The main purpose of this CRI relay/proxy is to apply various (hardware) resource allocation policies to containers in a system. The relay sits between the kubelet and the container runtime, relaying request and responses back and forth between these two, potentially altering requests as they fly by.
The details of how requests are altered depends on which policy is active inside the relay. There are several policies available, each geared towards a different set of goals and implementing different hardware allocation strategies.
The relay can be run without any real policies activated. This can be useful if one simply wants to inspect the messages passed over CRI between the kubelet or any other client using the CRI and the container runtime itself.
For inspecting messages between kubelet and the runtime (or image) services you need to
- run dockershim out of the main kubelet process
- point the relay to the dockershim socket for the runtime (and image) service
- point the kubelet to the relay socket for the runtime and image service
You can use the scripts/testing/dockershim script to start dockershim
separately or to see how this needs to be done. Basically what you need to do
is to pass the kubelet the --experimental-dockershim
option. For instance:
kubelet --experimental-dockershim --port 11250 --cgroup-driver {systemd|cgroupfs}
choosing the cgroup driver according to your system setup.
For full message dumping you start the CRI relay like this:
./cmd/cri-resmgr/cri-resmgr -policy null -dump 'reset,full:.*' -dump-file /tmp/cri.dump
You can take a look at the scripts/testing/kubelet script to see how the kubelet can be started pointing at relay socket for the CRI runtime and image services. Basically you run kubelet with the same options as you do regularly but pass also the following extra ones:
--container-runtime=remote \
--container-runtime-endpoint=unix:///var/run/cri-relay.sock \
--image-service-endpoint=unix:///var/run/dockershim.sock
If you want to test the relay with active policying enabled, you also need to run a webhook specifically designed to help the policying CRI relay. The webhook inspects passing Pod creation requests and duplicates the resource requirements from the pods containers specs as a CRI relay specific annotation.

Image element box records
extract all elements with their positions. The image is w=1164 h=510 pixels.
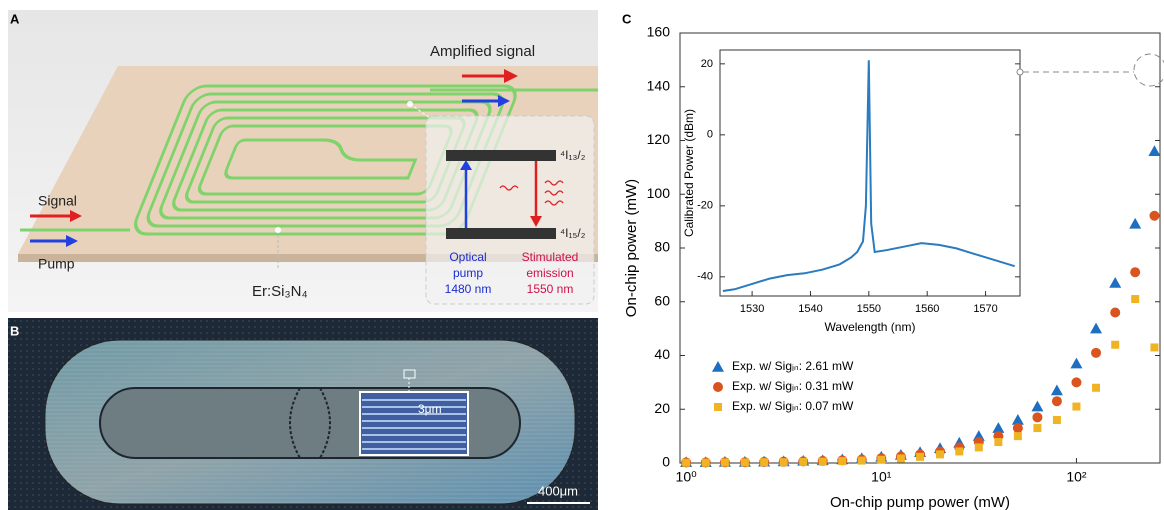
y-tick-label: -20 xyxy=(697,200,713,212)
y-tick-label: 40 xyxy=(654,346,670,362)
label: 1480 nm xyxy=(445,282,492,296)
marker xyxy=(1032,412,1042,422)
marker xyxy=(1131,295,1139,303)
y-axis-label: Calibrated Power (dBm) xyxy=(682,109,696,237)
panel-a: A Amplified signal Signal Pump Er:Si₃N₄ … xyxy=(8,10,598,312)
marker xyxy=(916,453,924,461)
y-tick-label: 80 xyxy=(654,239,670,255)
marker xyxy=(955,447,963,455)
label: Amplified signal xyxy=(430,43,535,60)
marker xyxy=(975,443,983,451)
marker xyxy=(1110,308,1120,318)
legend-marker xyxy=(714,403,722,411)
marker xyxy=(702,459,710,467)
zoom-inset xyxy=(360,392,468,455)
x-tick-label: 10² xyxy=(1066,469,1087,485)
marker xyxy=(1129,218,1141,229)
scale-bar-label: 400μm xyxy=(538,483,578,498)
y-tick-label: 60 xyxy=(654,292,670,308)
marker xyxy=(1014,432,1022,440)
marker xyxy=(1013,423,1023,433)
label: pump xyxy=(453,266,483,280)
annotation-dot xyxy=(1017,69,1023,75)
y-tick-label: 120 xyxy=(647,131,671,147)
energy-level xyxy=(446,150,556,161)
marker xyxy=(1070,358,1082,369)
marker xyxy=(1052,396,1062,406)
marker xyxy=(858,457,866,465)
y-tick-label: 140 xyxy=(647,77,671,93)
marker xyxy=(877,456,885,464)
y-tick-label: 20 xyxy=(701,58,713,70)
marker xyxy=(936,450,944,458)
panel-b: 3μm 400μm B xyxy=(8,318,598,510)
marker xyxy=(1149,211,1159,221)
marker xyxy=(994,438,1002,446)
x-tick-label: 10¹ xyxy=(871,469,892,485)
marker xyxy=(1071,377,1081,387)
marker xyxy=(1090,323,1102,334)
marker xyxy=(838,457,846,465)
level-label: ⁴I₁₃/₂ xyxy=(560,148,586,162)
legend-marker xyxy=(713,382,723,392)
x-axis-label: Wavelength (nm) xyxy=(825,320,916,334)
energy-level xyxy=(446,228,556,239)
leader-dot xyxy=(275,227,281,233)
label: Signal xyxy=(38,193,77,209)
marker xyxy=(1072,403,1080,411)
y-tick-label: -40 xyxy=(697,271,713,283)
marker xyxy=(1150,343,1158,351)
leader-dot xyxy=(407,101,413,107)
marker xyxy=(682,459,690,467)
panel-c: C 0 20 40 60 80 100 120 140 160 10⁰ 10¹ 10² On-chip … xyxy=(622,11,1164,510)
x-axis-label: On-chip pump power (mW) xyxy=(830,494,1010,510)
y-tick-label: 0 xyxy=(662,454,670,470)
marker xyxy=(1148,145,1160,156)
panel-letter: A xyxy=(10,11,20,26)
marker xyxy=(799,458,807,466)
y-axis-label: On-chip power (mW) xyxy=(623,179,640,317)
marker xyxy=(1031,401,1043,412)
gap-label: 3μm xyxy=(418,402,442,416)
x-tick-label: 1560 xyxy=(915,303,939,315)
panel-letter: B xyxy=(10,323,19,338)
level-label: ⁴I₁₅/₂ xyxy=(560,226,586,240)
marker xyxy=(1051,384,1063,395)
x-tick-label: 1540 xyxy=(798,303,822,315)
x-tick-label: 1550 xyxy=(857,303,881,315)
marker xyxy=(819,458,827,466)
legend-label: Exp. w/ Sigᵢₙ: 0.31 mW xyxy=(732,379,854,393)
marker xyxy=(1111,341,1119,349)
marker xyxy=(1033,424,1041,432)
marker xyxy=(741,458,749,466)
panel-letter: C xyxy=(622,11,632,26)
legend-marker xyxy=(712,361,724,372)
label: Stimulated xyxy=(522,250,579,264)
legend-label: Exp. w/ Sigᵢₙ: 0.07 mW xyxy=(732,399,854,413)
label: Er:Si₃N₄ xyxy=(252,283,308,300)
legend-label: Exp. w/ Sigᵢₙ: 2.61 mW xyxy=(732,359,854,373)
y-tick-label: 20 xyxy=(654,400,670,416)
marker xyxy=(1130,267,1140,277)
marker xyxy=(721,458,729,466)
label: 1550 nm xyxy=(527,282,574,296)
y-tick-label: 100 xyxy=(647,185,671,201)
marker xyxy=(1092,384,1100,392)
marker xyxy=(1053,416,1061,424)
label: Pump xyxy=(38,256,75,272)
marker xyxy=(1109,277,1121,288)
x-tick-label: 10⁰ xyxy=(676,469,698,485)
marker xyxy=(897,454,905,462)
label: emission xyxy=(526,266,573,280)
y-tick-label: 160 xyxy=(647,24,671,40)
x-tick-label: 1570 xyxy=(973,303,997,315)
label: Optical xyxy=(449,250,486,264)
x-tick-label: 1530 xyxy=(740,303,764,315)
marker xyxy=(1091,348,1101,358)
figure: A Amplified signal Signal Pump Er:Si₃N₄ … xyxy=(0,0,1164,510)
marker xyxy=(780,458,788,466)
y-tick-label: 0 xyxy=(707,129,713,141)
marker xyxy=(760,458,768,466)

- [COMPLETE THE FOLLOWING]:
**a.** From the CRI relay text, write out the part from "The details of" up to and including "hardware allocation strategies.".
**b.** List every option given in the command that the CRI relay text uses to start the CRI relay for full message dumping.
You won't need the records for any of this.

- [THE ANSWERS]:
**a.**
The details of how requests are altered depends on which policy is active inside the relay. There are several policies available, each geared towards a different set of goals and implementing different hardware allocation strategies.

**b.**
-policy
-dump
-dump-file